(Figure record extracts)

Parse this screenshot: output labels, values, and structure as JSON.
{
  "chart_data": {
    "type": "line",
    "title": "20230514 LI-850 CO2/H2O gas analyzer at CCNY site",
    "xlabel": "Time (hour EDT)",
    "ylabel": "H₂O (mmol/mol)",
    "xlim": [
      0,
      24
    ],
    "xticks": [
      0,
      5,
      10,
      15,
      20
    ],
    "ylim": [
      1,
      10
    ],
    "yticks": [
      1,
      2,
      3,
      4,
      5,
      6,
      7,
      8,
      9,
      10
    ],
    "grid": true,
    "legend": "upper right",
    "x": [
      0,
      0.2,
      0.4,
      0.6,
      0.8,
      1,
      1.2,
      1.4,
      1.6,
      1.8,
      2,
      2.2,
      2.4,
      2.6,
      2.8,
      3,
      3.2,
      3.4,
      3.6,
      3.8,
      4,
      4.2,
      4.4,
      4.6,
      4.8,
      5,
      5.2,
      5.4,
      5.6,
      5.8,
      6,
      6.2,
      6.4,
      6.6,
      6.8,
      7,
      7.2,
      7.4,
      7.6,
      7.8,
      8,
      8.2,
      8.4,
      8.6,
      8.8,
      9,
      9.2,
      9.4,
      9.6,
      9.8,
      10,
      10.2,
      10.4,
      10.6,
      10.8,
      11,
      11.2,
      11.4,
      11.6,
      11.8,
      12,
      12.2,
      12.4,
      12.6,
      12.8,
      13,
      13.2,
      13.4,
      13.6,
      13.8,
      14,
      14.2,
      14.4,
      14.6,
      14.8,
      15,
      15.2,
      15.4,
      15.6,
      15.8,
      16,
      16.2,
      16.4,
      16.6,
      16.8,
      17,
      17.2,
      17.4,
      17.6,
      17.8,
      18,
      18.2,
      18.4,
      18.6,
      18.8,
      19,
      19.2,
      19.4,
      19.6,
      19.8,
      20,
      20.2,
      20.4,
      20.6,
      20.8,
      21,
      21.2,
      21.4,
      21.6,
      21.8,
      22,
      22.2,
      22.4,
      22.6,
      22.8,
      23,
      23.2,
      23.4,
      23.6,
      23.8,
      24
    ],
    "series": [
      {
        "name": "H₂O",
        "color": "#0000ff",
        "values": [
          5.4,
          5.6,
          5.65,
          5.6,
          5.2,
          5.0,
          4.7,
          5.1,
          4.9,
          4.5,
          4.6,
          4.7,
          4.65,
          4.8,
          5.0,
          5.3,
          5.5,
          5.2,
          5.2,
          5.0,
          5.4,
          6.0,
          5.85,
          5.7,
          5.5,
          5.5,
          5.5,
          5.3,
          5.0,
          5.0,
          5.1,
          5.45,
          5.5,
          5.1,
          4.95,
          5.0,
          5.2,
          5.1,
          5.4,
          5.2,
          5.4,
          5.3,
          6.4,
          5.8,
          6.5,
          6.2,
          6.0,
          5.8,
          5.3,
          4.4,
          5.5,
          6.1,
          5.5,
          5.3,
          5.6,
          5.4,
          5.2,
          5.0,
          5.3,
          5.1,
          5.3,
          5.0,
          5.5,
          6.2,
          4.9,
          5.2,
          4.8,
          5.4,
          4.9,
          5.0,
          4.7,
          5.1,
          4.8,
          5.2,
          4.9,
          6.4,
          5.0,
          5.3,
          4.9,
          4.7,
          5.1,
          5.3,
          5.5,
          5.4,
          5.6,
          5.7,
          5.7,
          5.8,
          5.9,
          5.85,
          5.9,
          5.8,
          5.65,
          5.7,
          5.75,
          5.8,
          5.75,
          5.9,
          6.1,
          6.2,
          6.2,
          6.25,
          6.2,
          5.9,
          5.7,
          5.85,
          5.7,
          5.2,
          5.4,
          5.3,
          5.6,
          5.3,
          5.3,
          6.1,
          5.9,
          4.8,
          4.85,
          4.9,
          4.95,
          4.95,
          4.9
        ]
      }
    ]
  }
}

■ **Set problem**
Write each line above out exactly.

■ **Exercise result**
Parse this screenshot: output labels, values, and structure as JSON.
{
  "chart_data": {
    "type": "line",
    "title": "20230514 LI-850 CO2/H2O gas analyzer at CCNY site",
    "xlabel": "Time (hour EDT)",
    "ylabel": "H₂O (mmol/mol)",
    "xlim": [
      0,
      24
    ],
    "xticks": [
      0,
      5,
      10,
      15,
      20
    ],
    "ylim": [
      1,
      10
    ],
    "yticks": [
      1,
      2,
      3,
      4,
      5,
      6,
      7,
      8,
      9,
      10
    ],
    "grid": true,
    "legend": "upper right",
    "x": [
      0,
      0.2,
      0.4,
      0.6,
      0.8,
      1,
      1.2,
      1.4,
      1.6,
      1.8,
      2,
      2.2,
      2.4,
      2.6,
      2.8,
      3,
      3.2,
      3.4,
      3.6,
      3.8,
      4,
      4.2,
      4.4,
      4.6,
      4.8,
      5,
      5.2,
      5.4,
      5.6,
      5.8,
      6,
      6.2,
      6.4,
      6.6,
      6.8,
      7,
      7.2,
      7.4,
      7.6,
      7.8,
      8,
      8.2,
      8.4,
      8.6,
      8.8,
      9,
      9.2,
      9.4,
      9.6,
      9.8,
      10,
      10.2,
      10.4,
      10.6,
      10.8,
      11,
      11.2,
      11.4,
      11.6,
      11.8,
      12,
      12.2,
      12.4,
      12.6,
      12.8,
      13,
      13.2,
      13.4,
      13.6,
      13.8,
      14,
      14.2,
      14.4,
      14.6,
      14.8,
      15,
      15.2,
      15.4,
      15.6,
      15.8,
      16,
      16.2,
      16.4,
      16.6,
      16.8,
      17,
      17.2,
      17.4,
      17.6,
      17.8,
      18,
      18.2,
      18.4,
      18.6,
      18.8,
      19,
      19.2,
      19.4,
      19.6,
      19.8,
      20,
      20.2,
      20.4,
      20.6,
      20.8,
      21,
      21.2,
      21.4,
      21.6,
      21.8,
      22,
      22.2,
      22.4,
      22.6,
      22.8,
      23,
      23.2,
      23.4,
      23.6,
      23.8,
      24
    ],
    "series": [
      {
        "name": "H₂O",
        "color": "#0000ff",
        "values": [
          5.4,
          5.6,
          5.65,
          5.6,
          5.2,
          5.0,
          4.7,
          5.1,
          4.9,
          4.5,
          4.6,
          4.7,
          4.65,
          4.8,
          5.0,
          5.3,
          5.5,
          5.2,
          5.2,
          5.0,
          5.4,
          6.0,
          5.85,
          5.7,
          5.5,
          5.5,
          5.5,
          5.3,
          5.0,
          5.0,
          5.1,
          5.45,
          5.5,
          5.1,
          4.95,
          5.0,
          5.2,
          5.1,
          5.4,
          5.2,
          5.4,
          5.3,
          6.4,
          5.8,
          6.5,
          6.2,
          6.0,
          5.8,
          5.3,
          4.4,
          5.5,
          6.1,
          5.5,
          5.3,
          5.6,
          5.4,
          5.2,
          5.0,
          5.3,
          5.1,
          5.3,
          5.0,
          5.5,
          6.2,
          4.9,
          5.2,
          4.8,
          5.4,
          4.9,
          5.0,
          4.7,
          5.1,
          4.8,
          5.2,
          4.9,
          6.4,
          5.0,
          5.3,
          4.9,
          4.7,
          5.1,
          5.3,
          5.5,
          5.4,
          5.6,
          5.7,
          5.7,
          5.8,
          5.9,
          5.85,
          5.9,
          5.8,
          5.65,
          5.7,
          5.75,
          5.8,
          5.75,
          5.9,
          6.1,
          6.2,
          6.2,
          6.25,
          6.2,
          5.9,
          5.7,
          5.85,
          5.7,
          5.2,
          5.4,
          5.3,
          5.6,
          5.3,
          5.3,
          6.1,
          5.9,
          4.8,
          4.85,
          4.9,
          4.95,
          4.95,
          4.9
        ]
      }
    ]
  }
}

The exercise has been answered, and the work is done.